*** Supplied information ***
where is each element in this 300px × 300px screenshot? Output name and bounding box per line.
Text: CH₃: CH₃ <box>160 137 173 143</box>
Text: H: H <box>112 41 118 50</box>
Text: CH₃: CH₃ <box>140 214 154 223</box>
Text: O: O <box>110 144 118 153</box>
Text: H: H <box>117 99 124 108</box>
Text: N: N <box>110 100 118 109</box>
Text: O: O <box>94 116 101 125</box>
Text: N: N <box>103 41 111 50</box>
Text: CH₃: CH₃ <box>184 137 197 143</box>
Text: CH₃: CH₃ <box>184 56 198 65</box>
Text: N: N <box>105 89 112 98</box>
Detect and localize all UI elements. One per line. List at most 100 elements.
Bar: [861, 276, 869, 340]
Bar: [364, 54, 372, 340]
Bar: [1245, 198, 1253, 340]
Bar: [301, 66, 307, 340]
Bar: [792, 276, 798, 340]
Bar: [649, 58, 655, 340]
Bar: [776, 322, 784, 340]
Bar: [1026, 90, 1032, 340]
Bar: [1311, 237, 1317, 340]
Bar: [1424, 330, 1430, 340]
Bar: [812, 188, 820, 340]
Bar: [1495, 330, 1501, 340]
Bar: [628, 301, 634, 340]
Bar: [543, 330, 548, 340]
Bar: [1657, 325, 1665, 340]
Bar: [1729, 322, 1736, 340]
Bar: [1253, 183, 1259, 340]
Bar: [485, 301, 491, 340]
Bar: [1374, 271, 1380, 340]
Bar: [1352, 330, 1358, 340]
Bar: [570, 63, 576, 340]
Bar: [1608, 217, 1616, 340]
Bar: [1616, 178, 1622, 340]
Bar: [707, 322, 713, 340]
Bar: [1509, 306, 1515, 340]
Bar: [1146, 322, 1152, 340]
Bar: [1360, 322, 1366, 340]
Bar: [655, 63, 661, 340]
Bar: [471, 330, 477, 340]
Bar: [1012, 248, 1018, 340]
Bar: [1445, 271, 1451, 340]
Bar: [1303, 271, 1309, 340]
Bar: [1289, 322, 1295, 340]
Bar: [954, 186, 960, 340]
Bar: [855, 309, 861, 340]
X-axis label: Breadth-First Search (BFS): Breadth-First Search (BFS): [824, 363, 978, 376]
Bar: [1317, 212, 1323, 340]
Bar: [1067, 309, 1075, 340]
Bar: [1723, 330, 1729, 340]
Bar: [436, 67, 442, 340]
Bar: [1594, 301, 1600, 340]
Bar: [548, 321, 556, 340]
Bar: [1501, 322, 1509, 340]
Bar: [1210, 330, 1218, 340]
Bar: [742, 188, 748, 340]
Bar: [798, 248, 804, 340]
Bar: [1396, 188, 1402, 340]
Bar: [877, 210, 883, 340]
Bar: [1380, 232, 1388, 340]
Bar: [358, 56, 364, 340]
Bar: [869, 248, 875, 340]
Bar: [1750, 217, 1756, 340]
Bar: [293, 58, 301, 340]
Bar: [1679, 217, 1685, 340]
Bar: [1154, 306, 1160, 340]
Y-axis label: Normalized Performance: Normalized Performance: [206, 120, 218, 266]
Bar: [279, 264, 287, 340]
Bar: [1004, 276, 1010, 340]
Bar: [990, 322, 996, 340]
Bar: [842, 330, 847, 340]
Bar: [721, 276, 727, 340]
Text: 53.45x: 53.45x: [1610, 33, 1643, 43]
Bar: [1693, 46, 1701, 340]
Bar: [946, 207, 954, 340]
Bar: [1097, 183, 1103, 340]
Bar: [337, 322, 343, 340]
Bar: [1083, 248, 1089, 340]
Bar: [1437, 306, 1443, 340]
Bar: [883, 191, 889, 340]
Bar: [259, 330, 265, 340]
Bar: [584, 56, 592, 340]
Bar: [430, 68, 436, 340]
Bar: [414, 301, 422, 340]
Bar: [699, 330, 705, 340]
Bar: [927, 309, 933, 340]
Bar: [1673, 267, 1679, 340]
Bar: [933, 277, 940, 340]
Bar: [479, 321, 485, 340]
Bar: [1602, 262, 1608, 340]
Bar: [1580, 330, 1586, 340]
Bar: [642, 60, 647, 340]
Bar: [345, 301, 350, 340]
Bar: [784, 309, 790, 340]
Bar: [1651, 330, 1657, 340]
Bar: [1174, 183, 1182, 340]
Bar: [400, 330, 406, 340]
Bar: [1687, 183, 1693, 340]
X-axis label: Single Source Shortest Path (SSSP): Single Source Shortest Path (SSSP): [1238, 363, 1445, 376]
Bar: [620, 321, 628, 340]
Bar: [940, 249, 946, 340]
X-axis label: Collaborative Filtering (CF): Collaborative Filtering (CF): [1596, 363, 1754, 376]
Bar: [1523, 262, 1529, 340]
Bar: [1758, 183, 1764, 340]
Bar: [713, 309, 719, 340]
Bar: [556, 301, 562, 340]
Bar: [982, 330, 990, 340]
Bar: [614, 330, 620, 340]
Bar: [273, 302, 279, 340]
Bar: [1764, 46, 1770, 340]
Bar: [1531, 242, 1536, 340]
***
:: Goal ::
Reproduce every line of the material above, unchanged and in the same order.

:: Final result ::
where is each element in this 300px × 300px screenshot? Output name and bounding box per line.
Text: CH₃: CH₃ <box>160 137 173 143</box>
Text: H: H <box>112 41 118 50</box>
Text: CH₃: CH₃ <box>140 214 154 223</box>
Text: O: O <box>110 144 118 153</box>
Text: H: H <box>117 99 124 108</box>
Text: N: N <box>110 100 118 109</box>
Text: O: O <box>94 116 101 125</box>
Text: N: N <box>103 41 111 50</box>
Text: CH₃: CH₃ <box>184 137 197 143</box>
Text: CH₃: CH₃ <box>184 56 198 65</box>
Text: N: N <box>105 89 112 98</box>
Detect and localize all UI elements. One per line. List at most 100 elements.
Bar: [861, 276, 869, 340]
Bar: [364, 54, 372, 340]
Bar: [1245, 198, 1253, 340]
Bar: [301, 66, 307, 340]
Bar: [792, 276, 798, 340]
Bar: [649, 58, 655, 340]
Bar: [776, 322, 784, 340]
Bar: [1026, 90, 1032, 340]
Bar: [1311, 237, 1317, 340]
Bar: [1424, 330, 1430, 340]
Bar: [812, 188, 820, 340]
Bar: [1495, 330, 1501, 340]
Bar: [628, 301, 634, 340]
Bar: [543, 330, 548, 340]
Bar: [1657, 325, 1665, 340]
Bar: [1729, 322, 1736, 340]
Bar: [1253, 183, 1259, 340]
Bar: [485, 301, 491, 340]
Bar: [1374, 271, 1380, 340]
Bar: [1352, 330, 1358, 340]
Bar: [570, 63, 576, 340]
Bar: [1608, 217, 1616, 340]
Bar: [1616, 178, 1622, 340]
Bar: [707, 322, 713, 340]
Bar: [1509, 306, 1515, 340]
Bar: [1146, 322, 1152, 340]
Bar: [1360, 322, 1366, 340]
Bar: [655, 63, 661, 340]
Bar: [471, 330, 477, 340]
Bar: [1012, 248, 1018, 340]
Bar: [1445, 271, 1451, 340]
Bar: [1303, 271, 1309, 340]
Bar: [1289, 322, 1295, 340]
Bar: [954, 186, 960, 340]
Bar: [855, 309, 861, 340]
X-axis label: Breadth-First Search (BFS): Breadth-First Search (BFS): [824, 363, 978, 376]
Bar: [1317, 212, 1323, 340]
Bar: [1067, 309, 1075, 340]
Bar: [1723, 330, 1729, 340]
Bar: [436, 67, 442, 340]
Bar: [1594, 301, 1600, 340]
Bar: [548, 321, 556, 340]
Bar: [1501, 322, 1509, 340]
Bar: [1210, 330, 1218, 340]
Bar: [742, 188, 748, 340]
Bar: [798, 248, 804, 340]
Bar: [1396, 188, 1402, 340]
Bar: [877, 210, 883, 340]
Bar: [1380, 232, 1388, 340]
Bar: [358, 56, 364, 340]
Bar: [869, 248, 875, 340]
Bar: [1750, 217, 1756, 340]
Bar: [293, 58, 301, 340]
Bar: [1679, 217, 1685, 340]
Bar: [1154, 306, 1160, 340]
Y-axis label: Normalized Performance: Normalized Performance: [206, 120, 218, 266]
Bar: [279, 264, 287, 340]
Bar: [1004, 276, 1010, 340]
Bar: [990, 322, 996, 340]
Bar: [842, 330, 847, 340]
Bar: [721, 276, 727, 340]
Text: 53.45x: 53.45x: [1610, 33, 1643, 43]
Bar: [1693, 46, 1701, 340]
Bar: [946, 207, 954, 340]
Bar: [1097, 183, 1103, 340]
Bar: [337, 322, 343, 340]
Bar: [1083, 248, 1089, 340]
Bar: [1437, 306, 1443, 340]
Bar: [883, 191, 889, 340]
Bar: [259, 330, 265, 340]
Bar: [584, 56, 592, 340]
Bar: [430, 68, 436, 340]
Bar: [414, 301, 422, 340]
Bar: [699, 330, 705, 340]
Bar: [927, 309, 933, 340]
Bar: [1673, 267, 1679, 340]
Bar: [933, 277, 940, 340]
Bar: [479, 321, 485, 340]
Bar: [1602, 262, 1608, 340]
Bar: [1580, 330, 1586, 340]
Bar: [642, 60, 647, 340]
Bar: [345, 301, 350, 340]
Bar: [784, 309, 790, 340]
Bar: [1651, 330, 1657, 340]
Bar: [1174, 183, 1182, 340]
Bar: [400, 330, 406, 340]
Bar: [1687, 183, 1693, 340]
X-axis label: Single Source Shortest Path (SSSP): Single Source Shortest Path (SSSP): [1238, 363, 1445, 376]
Bar: [620, 321, 628, 340]
Bar: [940, 249, 946, 340]
X-axis label: Collaborative Filtering (CF): Collaborative Filtering (CF): [1596, 363, 1754, 376]
Bar: [1523, 262, 1529, 340]
Bar: [1758, 183, 1764, 340]
Bar: [713, 309, 719, 340]
Bar: [556, 301, 562, 340]
Bar: [982, 330, 990, 340]
Bar: [614, 330, 620, 340]
Bar: [273, 302, 279, 340]
Bar: [1764, 46, 1770, 340]
Bar: [1531, 242, 1536, 340]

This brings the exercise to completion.